Provided data:

• • • •

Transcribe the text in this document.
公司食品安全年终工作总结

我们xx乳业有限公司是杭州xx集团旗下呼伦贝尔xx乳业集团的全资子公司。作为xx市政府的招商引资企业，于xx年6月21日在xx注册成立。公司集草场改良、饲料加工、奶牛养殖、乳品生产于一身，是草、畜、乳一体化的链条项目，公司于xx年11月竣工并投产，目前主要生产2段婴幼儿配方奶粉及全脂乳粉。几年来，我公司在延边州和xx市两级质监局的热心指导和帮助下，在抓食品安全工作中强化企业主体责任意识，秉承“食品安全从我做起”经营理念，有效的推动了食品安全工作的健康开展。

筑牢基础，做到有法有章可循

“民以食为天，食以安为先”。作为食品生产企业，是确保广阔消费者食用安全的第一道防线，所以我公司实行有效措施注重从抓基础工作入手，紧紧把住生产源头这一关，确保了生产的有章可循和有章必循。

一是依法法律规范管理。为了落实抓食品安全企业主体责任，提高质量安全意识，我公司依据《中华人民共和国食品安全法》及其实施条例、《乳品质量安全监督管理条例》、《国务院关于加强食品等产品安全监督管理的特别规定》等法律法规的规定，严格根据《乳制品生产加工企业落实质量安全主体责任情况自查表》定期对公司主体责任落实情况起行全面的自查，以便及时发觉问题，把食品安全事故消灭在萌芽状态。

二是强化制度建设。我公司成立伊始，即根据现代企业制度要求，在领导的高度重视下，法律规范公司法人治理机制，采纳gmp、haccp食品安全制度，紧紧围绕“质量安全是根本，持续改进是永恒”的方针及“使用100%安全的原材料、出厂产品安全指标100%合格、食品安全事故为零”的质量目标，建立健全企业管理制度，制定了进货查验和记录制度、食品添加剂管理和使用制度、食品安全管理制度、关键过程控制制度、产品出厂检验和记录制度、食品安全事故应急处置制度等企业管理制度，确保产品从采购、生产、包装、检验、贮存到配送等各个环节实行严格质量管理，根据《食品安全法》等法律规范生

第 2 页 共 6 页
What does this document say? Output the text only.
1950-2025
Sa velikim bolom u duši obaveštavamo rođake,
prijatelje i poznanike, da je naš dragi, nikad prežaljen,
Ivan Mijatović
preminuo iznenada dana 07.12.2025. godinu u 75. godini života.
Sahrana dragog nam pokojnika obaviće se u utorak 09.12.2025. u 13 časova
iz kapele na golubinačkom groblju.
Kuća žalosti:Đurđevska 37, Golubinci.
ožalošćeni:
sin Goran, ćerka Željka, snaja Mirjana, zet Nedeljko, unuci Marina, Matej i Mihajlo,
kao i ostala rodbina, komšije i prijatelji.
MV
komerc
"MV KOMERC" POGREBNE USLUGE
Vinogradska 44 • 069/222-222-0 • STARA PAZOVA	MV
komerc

• • • •

Stated task:
Track down the lines that include the word "this" and copy them.

Answer to the task:
Transcribe the text in this document.
What does this document say? Output the text only.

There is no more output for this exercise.